> _What is being asked_: Look at the entries below and reproduce them exactly.

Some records

.....

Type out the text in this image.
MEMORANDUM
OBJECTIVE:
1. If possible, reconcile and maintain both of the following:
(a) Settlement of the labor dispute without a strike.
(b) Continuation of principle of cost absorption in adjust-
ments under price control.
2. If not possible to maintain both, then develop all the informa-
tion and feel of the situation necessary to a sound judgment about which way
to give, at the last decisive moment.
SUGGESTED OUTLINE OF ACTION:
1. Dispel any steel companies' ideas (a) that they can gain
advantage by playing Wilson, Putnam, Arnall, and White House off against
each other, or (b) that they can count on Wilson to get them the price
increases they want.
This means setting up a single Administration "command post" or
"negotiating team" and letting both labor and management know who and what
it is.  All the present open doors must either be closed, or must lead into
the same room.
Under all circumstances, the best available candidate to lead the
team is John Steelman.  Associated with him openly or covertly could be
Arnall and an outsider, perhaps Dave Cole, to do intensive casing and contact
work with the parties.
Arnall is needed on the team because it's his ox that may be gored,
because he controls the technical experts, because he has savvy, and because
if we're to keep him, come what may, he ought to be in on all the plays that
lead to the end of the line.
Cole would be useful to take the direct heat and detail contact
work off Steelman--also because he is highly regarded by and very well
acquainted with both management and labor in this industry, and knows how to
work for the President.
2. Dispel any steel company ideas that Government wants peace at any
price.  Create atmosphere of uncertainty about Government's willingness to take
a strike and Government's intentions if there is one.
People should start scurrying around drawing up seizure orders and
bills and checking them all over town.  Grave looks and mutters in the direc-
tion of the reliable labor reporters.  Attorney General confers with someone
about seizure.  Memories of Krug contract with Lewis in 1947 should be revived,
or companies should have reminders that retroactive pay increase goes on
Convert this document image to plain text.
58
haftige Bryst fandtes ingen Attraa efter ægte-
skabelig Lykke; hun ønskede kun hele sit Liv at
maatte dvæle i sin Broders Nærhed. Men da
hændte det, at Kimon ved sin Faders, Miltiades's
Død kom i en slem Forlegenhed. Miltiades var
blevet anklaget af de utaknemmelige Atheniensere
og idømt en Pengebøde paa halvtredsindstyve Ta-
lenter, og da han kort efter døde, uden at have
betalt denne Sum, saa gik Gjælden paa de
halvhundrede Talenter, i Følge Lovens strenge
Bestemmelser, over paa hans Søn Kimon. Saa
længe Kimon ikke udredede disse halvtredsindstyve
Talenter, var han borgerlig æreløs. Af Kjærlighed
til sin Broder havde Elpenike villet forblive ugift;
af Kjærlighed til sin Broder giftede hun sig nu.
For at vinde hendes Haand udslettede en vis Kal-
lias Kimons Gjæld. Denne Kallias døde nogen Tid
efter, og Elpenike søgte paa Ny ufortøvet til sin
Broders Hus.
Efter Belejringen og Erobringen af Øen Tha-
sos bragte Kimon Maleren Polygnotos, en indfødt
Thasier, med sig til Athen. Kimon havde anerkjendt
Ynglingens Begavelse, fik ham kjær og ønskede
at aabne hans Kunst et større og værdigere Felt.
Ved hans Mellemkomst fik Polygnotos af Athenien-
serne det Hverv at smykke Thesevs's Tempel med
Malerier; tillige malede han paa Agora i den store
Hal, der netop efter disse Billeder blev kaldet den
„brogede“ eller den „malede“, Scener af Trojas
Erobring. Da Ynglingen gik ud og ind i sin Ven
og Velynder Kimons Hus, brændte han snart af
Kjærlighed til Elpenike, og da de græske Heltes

.....

> _Correct result_:
Type out the text in this image.
MEMORANDUM
OBJECTIVE:
1. If possible, reconcile and maintain both of the following:
(a) Settlement of the labor dispute without a strike.
(b) Continuation of principle of cost absorption in adjust-
ments under price control.
2. If not possible to maintain both, then develop all the informa-
tion and feel of the situation necessary to a sound judgment about which way
to give, at the last decisive moment.
SUGGESTED OUTLINE OF ACTION:
1. Dispel any steel companies' ideas (a) that they can gain
advantage by playing Wilson, Putnam, Arnall, and White House off against
each other, or (b) that they can count on Wilson to get them the price
increases they want.
This means setting up a single Administration "command post" or
"negotiating team" and letting both labor and management know who and what
it is.  All the present open doors must either be closed, or must lead into
the same room.
Under all circumstances, the best available candidate to lead the
team is John Steelman.  Associated with him openly or covertly could be
Arnall and an outsider, perhaps Dave Cole, to do intensive casing and contact
work with the parties.
Arnall is needed on the team because it's his ox that may be gored,
because he controls the technical experts, because he has savvy, and because
if we're to keep him, come what may, he ought to be in on all the plays that
lead to the end of the line.
Cole would be useful to take the direct heat and detail contact
work off Steelman--also because he is highly regarded by and very well
acquainted with both management and labor in this industry, and knows how to
work for the President.
2. Dispel any steel company ideas that Government wants peace at any
price.  Create atmosphere of uncertainty about Government's willingness to take
a strike and Government's intentions if there is one.
People should start scurrying around drawing up seizure orders and
bills and checking them all over town.  Grave looks and mutters in the direc-
tion of the reliable labor reporters.  Attorney General confers with someone
about seizure.  Memories of Krug contract with Lewis in 1947 should be revived,
or companies should have reminders that retroactive pay increase goes on
Convert this document image to plain text.
58
haftige Bryst fandtes ingen Attraa efter ægte-
skabelig Lykke; hun ønskede kun hele sit Liv at
maatte dvæle i sin Broders Nærhed. Men da
hændte det, at Kimon ved sin Faders, Miltiades's
Død kom i en slem Forlegenhed. Miltiades var
blevet anklaget af de utaknemmelige Atheniensere
og idømt en Pengebøde paa halvtredsindstyve Ta-
lenter, og da han kort efter døde, uden at have
betalt denne Sum, saa gik Gjælden paa de
halvhundrede Talenter, i Følge Lovens strenge
Bestemmelser, over paa hans Søn Kimon. Saa
længe Kimon ikke udredede disse halvtredsindstyve
Talenter, var han borgerlig æreløs. Af Kjærlighed
til sin Broder havde Elpenike villet forblive ugift;
af Kjærlighed til sin Broder giftede hun sig nu.
For at vinde hendes Haand udslettede en vis Kal-
lias Kimons Gjæld. Denne Kallias døde nogen Tid
efter, og Elpenike søgte paa Ny ufortøvet til sin
Broders Hus.
Efter Belejringen og Erobringen af Øen Tha-
sos bragte Kimon Maleren Polygnotos, en indfødt
Thasier, med sig til Athen. Kimon havde anerkjendt
Ynglingens Begavelse, fik ham kjær og ønskede
at aabne hans Kunst et større og værdigere Felt.
Ved hans Mellemkomst fik Polygnotos af Athenien-
serne det Hverv at smykke Thesevs's Tempel med
Malerier; tillige malede han paa Agora i den store
Hal, der netop efter disse Billeder blev kaldet den
„brogede“ eller den „malede“, Scener af Trojas
Erobring. Da Ynglingen gik ud og ind i sin Ven
og Velynder Kimons Hus, brændte han snart af
Kjærlighed til Elpenike, og da de græske Heltes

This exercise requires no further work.